Work to complete = Pick out each line of the records that includes the string "name", and copy it.

Stored data:
- - - -

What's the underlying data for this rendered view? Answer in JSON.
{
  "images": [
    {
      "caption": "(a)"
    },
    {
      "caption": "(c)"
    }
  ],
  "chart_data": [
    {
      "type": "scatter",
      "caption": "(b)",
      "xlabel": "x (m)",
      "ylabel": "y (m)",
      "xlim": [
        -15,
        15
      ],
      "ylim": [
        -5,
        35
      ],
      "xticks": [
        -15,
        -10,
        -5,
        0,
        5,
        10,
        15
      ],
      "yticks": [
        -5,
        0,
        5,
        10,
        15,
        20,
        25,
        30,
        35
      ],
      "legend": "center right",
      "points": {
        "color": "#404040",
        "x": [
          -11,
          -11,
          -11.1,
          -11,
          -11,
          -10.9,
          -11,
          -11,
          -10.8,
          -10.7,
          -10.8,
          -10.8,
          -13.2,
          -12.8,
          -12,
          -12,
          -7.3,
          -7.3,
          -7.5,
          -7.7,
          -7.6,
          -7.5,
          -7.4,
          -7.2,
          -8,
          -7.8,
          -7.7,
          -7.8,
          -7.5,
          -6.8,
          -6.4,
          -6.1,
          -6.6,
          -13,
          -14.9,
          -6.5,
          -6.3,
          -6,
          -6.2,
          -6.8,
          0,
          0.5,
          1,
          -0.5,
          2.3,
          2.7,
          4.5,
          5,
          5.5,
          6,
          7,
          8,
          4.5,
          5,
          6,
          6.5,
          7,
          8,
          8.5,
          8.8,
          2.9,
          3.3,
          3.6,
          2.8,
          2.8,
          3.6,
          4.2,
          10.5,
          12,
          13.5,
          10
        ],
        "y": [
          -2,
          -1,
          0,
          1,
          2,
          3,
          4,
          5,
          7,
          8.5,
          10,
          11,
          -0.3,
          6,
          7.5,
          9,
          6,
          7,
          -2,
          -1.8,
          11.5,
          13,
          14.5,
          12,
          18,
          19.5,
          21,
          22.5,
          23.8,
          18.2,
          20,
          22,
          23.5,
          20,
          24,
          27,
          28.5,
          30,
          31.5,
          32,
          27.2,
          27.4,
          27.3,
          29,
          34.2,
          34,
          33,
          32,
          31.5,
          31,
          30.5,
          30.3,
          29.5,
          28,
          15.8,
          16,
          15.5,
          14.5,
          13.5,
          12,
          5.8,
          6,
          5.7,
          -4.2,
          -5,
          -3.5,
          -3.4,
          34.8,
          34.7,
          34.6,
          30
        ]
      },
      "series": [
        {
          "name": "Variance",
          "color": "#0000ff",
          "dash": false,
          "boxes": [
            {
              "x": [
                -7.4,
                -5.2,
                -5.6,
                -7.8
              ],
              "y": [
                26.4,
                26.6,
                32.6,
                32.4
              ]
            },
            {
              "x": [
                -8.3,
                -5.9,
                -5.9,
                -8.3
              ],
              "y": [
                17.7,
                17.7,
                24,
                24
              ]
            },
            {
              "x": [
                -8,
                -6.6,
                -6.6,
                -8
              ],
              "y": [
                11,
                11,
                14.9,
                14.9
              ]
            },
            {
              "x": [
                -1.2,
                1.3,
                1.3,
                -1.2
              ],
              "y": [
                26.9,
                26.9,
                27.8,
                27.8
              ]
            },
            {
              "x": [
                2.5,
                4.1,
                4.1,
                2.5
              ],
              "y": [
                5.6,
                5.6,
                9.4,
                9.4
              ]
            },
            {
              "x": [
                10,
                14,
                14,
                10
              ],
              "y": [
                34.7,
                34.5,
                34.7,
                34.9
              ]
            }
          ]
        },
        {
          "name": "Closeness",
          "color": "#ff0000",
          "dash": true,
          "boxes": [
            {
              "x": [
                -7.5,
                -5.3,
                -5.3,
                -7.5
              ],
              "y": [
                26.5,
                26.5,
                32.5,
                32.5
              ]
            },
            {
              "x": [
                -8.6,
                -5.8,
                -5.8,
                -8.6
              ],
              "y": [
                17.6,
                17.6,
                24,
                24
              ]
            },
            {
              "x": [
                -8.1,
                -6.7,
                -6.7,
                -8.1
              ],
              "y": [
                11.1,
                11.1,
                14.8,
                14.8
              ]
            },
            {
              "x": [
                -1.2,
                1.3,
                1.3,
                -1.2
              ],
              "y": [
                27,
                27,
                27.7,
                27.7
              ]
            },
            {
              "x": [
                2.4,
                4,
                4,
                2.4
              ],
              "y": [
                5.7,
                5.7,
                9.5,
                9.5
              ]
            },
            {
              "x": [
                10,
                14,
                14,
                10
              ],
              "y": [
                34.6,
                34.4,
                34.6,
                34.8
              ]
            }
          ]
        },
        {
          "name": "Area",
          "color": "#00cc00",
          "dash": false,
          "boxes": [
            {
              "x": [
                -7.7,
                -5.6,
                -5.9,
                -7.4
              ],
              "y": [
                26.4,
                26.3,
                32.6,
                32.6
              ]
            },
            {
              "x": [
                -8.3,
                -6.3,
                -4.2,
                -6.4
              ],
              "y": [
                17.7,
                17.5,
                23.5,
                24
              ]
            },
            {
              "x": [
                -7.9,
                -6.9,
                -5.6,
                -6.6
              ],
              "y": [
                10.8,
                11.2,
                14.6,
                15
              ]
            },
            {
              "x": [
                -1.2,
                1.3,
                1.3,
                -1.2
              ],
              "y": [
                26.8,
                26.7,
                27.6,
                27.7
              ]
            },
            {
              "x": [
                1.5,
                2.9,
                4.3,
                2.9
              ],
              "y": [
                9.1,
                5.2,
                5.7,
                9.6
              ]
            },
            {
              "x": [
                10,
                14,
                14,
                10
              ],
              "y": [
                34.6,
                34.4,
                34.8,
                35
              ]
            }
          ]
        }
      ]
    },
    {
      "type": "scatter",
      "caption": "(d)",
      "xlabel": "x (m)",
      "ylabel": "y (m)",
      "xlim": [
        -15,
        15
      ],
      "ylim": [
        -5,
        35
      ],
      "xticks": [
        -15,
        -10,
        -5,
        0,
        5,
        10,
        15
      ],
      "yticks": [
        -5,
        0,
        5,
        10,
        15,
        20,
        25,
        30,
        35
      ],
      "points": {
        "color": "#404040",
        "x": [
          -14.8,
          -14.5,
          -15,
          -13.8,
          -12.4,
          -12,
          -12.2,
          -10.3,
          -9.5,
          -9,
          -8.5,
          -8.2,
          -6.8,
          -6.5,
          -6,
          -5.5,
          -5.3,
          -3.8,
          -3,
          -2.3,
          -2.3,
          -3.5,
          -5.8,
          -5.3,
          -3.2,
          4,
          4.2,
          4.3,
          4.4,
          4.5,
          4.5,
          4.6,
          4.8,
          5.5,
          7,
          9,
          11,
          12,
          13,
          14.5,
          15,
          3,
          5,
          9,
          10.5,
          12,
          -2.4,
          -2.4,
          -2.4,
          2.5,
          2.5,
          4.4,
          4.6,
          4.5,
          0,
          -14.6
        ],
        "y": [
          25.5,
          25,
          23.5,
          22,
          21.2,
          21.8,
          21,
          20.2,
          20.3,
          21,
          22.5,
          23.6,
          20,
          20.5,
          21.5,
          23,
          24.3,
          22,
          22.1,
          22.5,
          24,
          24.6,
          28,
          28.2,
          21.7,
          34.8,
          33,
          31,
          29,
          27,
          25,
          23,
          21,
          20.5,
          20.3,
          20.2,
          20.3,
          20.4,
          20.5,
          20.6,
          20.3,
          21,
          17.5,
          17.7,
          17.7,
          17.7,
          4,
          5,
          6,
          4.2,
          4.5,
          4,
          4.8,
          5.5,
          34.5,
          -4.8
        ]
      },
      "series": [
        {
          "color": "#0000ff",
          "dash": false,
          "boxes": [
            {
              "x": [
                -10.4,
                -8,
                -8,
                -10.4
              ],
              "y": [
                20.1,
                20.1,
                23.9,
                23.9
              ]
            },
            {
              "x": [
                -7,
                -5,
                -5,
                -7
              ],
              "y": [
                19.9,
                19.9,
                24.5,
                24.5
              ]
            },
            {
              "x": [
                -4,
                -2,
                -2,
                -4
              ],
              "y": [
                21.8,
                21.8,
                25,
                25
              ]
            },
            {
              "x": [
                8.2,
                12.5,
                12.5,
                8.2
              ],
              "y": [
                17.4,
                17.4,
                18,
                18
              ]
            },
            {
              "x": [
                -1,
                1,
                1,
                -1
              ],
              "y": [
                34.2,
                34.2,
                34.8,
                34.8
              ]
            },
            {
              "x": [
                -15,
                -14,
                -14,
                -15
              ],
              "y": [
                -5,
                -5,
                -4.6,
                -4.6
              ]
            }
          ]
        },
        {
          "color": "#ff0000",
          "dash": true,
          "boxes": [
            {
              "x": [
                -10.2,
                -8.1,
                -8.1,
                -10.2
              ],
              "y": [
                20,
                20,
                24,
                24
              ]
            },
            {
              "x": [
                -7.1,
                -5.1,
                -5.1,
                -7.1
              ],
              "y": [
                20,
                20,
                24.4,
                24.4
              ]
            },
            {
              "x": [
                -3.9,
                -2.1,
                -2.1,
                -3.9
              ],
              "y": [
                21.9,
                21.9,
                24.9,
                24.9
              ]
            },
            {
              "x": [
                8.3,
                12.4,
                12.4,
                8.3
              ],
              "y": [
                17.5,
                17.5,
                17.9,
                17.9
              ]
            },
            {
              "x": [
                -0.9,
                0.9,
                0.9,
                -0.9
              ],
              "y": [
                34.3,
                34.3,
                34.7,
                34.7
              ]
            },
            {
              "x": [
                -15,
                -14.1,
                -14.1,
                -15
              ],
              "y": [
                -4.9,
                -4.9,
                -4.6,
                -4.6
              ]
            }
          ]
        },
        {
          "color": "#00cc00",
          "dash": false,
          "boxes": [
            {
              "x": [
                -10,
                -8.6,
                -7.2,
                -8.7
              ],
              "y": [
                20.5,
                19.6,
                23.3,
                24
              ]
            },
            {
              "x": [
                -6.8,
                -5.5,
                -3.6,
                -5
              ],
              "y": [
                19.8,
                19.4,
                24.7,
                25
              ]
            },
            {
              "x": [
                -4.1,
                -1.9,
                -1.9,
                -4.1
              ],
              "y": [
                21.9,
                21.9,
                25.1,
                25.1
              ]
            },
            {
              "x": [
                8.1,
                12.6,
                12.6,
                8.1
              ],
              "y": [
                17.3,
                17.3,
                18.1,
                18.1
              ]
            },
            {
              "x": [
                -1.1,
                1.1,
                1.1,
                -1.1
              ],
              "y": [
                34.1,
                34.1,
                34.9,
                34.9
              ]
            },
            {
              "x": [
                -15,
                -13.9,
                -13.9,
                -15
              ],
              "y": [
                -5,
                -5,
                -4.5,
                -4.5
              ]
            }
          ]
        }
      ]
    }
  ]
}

- - - -

Exercise solution =
          "name": "Variance",
          "name": "Closeness",
          "name": "Area",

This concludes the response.